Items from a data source
== == ==
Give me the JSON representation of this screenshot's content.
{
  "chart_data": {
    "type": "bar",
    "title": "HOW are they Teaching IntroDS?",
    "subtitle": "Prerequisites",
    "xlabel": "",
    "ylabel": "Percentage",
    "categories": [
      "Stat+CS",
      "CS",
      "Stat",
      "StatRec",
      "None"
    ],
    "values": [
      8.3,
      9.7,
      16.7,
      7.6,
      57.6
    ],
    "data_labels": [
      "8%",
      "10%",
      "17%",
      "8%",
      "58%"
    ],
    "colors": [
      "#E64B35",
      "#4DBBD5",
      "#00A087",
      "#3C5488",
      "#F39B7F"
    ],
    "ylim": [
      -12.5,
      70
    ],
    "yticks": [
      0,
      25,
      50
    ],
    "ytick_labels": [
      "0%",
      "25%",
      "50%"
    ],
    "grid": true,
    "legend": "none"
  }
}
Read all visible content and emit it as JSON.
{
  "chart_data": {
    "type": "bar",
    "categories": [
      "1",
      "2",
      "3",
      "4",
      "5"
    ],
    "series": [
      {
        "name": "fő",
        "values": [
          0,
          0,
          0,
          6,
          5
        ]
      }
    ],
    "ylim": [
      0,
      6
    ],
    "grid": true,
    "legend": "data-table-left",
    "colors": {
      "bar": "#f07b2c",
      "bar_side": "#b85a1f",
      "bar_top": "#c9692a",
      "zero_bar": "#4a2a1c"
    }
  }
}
== == ==
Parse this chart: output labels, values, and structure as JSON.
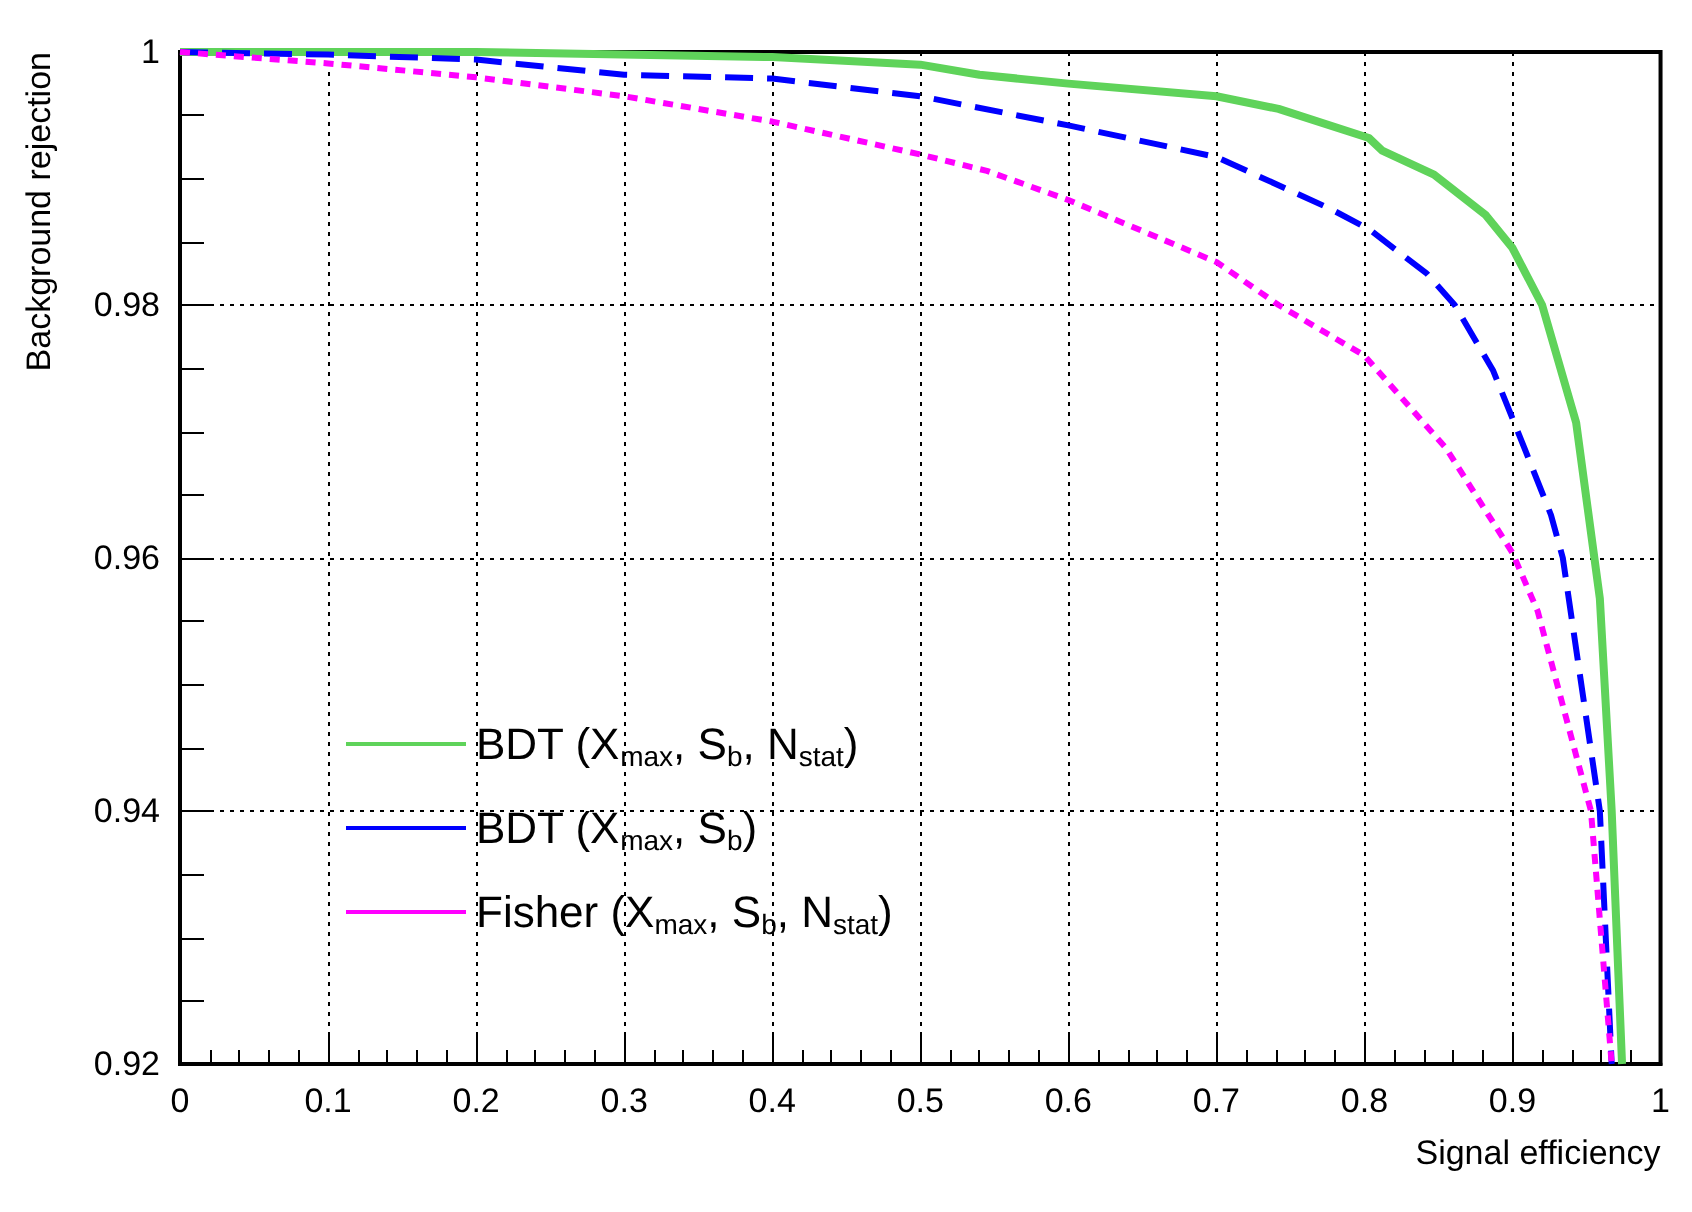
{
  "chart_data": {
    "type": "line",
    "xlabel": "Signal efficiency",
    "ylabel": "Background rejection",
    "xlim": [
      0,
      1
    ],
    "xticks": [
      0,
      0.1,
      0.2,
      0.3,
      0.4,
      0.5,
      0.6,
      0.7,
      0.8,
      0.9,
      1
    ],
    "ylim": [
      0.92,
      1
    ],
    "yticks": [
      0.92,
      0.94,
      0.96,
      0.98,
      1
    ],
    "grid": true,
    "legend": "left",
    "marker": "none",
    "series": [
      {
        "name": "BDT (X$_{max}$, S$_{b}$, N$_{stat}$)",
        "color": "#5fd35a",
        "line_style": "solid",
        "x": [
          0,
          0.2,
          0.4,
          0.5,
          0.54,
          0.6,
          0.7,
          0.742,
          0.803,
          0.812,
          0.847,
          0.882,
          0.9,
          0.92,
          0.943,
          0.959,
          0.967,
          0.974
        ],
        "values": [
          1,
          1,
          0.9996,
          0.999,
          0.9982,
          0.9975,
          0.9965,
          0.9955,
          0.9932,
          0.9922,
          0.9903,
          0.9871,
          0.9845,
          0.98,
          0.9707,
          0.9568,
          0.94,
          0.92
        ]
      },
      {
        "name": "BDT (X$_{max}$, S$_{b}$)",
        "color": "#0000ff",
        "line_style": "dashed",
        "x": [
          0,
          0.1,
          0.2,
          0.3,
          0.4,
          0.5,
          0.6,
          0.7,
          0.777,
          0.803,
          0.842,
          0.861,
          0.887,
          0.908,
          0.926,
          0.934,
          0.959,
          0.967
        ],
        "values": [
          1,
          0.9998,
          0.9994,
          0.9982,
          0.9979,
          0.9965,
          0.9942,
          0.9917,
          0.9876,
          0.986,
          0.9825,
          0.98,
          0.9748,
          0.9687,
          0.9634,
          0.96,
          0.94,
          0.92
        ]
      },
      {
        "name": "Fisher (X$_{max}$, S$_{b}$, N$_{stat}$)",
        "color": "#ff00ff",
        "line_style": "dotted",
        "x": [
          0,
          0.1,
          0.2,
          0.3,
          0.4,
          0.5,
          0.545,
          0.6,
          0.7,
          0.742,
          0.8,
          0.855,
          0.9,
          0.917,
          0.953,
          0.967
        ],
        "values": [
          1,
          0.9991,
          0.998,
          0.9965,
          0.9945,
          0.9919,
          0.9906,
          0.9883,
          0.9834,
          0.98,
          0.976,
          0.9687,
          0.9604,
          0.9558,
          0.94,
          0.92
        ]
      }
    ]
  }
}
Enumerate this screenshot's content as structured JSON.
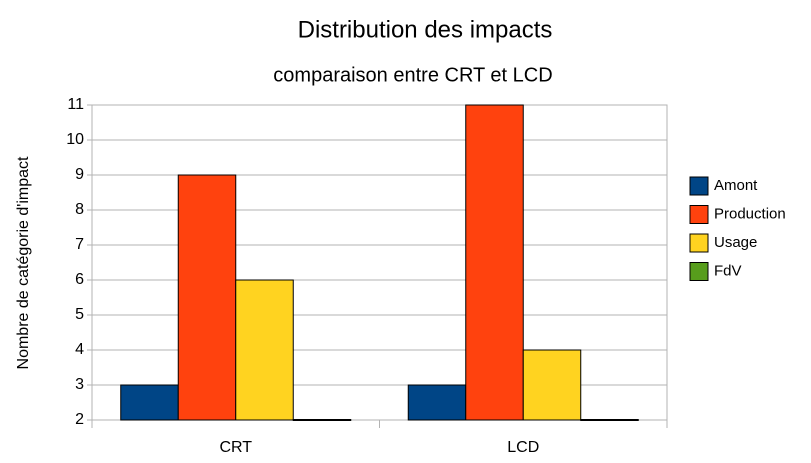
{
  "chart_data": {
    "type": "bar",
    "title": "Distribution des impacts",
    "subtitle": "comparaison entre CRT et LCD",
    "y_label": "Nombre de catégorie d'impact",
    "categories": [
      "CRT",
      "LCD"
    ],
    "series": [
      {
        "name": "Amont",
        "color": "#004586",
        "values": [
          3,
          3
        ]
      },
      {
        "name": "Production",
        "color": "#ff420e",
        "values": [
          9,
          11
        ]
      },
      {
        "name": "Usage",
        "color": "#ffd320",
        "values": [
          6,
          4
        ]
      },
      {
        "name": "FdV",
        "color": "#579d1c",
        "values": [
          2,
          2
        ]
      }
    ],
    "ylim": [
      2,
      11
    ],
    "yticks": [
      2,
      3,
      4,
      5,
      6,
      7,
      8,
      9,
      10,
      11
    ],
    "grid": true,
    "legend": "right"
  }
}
== == ==
= Directive =
Of all the lines in the material above, how many contain the word "subtitle"? Give only the count.

= Expected answer =
2